**Task instructions:** Please quote the whole Gold Diggers review below word for word.

**Quoted text:**
:::
I don’t profess to know too much about the so-called “pre-Code era” of Hollywood, though I have a book about it that I mean to read, especially urgent now that the BFI is doing a retrospective of many of these films. What I do know is that for a brief period between the start of the sound era and the enforcement of the Production Code in 1934 (a sort of voluntary self-censorship by the major studios), there was a brief flourishing of films with some rather darker and more adult themes and a view on life that didn’t always reinforce cultural prejudices or end happily for the ‘good guys’.

For Gold Diggers’ part, its place in this era comes not from any kind of boldly proto-feminist message — no surprise given the title, though its female leads are all strong-willed and get what they want, which certainly provides some small corrective — but in its bitterly sardonic take on its Depression-era setting. It’s big-budget escapism, sure, but it doesn’t try to efface just what tolls living in poverty sometimes took (even if the actresses’ shared apartment is rather swanky). The big closing number, “Remember My Forgotten Man”, is rousing and beautifully moving — though narratively, it feels like a quite different film — and shows First World War heroes reduced to beggars and bums. Elsewhere there are hints at prostitution being a option to make ends meet for some of the ‘gold diggers’ we see gathered around Broadway impresario Barney Hopkins, desperate for a part in his new show.

Three of those actresses are the leads here, and share an apartment. There’s Polly, the earnest one (Ruby Keeler), Carol the glamorous blonde (Joan Blondell), and Trixie the shrewdly self-interested comic actor (Aline MacMahon). The plot itself follows the putting-on-a-show narrative and throws in some love interests (or ‘gold digging’ interests, as far as Trixie is concerned at least), which all resolve themselves in comically perfunctory manner at the end, as uptight plutocrat Lawrence (Warren William) wrestles fairly snappily with his feelings towards Carol.
:::
**Provided data:**
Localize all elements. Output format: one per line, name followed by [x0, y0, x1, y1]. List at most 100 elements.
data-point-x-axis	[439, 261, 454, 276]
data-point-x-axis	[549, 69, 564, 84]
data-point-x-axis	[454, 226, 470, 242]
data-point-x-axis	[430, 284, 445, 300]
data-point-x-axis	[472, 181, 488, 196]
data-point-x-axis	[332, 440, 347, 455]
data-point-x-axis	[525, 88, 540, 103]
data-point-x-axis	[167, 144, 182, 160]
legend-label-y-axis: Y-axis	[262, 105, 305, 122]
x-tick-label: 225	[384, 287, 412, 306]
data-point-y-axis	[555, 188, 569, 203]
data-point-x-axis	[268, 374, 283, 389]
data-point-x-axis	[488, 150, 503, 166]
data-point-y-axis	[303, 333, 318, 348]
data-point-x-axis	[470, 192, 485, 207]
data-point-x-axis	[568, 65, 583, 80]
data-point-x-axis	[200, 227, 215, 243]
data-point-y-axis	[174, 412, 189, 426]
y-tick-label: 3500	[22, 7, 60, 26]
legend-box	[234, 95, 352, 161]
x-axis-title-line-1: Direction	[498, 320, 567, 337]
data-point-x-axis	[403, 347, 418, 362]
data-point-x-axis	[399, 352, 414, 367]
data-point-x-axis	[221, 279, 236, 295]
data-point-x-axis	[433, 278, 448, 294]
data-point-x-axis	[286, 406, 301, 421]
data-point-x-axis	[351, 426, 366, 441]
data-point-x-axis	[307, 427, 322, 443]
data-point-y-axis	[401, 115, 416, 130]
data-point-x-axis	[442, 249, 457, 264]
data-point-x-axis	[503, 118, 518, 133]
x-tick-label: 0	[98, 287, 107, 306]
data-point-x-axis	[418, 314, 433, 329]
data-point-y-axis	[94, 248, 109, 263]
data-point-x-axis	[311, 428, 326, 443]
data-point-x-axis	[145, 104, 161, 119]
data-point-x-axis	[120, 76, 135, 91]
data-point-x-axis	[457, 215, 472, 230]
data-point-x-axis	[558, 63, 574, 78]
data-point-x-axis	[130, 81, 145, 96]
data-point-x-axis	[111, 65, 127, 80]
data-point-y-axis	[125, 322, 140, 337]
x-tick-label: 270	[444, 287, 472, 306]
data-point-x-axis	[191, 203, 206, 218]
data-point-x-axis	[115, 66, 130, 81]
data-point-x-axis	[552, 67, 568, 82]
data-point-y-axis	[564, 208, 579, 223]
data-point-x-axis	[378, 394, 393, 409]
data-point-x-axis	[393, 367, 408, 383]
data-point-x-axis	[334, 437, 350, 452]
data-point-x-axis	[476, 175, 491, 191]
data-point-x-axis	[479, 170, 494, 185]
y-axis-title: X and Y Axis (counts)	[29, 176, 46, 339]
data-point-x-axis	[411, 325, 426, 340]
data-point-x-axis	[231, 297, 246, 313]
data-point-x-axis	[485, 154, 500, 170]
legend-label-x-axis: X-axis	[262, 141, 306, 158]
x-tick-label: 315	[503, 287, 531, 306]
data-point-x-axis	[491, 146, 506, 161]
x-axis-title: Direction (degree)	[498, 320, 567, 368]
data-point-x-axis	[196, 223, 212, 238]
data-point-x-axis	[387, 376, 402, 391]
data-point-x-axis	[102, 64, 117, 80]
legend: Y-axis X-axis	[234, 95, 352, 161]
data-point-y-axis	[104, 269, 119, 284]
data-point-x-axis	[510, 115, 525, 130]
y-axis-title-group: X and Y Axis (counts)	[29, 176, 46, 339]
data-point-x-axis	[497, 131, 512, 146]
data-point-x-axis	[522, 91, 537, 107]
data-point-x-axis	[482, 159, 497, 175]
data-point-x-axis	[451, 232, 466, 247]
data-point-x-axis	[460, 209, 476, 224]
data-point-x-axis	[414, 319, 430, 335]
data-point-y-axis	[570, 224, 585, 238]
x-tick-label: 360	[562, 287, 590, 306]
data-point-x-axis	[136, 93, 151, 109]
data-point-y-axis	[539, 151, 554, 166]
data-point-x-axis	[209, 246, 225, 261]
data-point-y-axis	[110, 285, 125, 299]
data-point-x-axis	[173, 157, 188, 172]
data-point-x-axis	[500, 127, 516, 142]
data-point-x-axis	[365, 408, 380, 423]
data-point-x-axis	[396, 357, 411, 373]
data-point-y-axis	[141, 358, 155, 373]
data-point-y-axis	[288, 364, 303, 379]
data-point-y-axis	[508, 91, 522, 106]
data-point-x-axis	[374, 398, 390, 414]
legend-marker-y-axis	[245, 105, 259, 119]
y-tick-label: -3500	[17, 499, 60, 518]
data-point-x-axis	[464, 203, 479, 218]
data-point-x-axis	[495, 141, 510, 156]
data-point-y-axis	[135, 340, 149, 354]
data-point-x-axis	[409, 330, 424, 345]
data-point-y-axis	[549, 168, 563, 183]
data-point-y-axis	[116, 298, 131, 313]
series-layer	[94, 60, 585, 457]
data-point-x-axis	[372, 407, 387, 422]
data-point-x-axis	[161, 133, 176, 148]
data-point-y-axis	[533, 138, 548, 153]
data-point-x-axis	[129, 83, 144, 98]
:::
**Problem solution:**
I don’t profess to know too much about the so-called “pre-Code era” of Hollywood, though I have a book about it that I mean to read, especially urgent now that the BFI is doing a retrospective of many of these films. What I do know is that for a brief period between the start of the sound era and the enforcement of the Production Code in 1934 (a sort of voluntary self-censorship by the major studios), there was a brief flourishing of films with some rather darker and more adult themes and a view on life that didn’t always reinforce cultural prejudices or end happily for the ‘good guys’.

For Gold Diggers’ part, its place in this era comes not from any kind of boldly proto-feminist message — no surprise given the title, though its female leads are all strong-willed and get what they want, which certainly provides some small corrective — but in its bitterly sardonic take on its Depression-era setting. It’s big-budget escapism, sure, but it doesn’t try to efface just what tolls living in poverty sometimes took (even if the actresses’ shared apartment is rather swanky). The big closing number, “Remember My Forgotten Man”, is rousing and beautifully moving — though narratively, it feels like a quite different film — and shows First World War heroes reduced to beggars and bums. Elsewhere there are hints at prostitution being a option to make ends meet for some of the ‘gold diggers’ we see gathered around Broadway impresario Barney Hopkins, desperate for a part in his new show.

Three of those actresses are the leads here, and share an apartment. There’s Polly, the earnest one (Ruby Keeler), Carol the glamorous blonde (Joan Blondell), and Trixie the shrewdly self-interested comic actor (Aline MacMahon). The plot itself follows the putting-on-a-show narrative and throws in some love interests (or ‘gold digging’ interests, as far as Trixie is concerned at least), which all resolve themselves in comically perfunctory manner at the end, as uptight plutocrat Lawrence (Warren William) wrestles fairly snappily with his feelings towards Carol.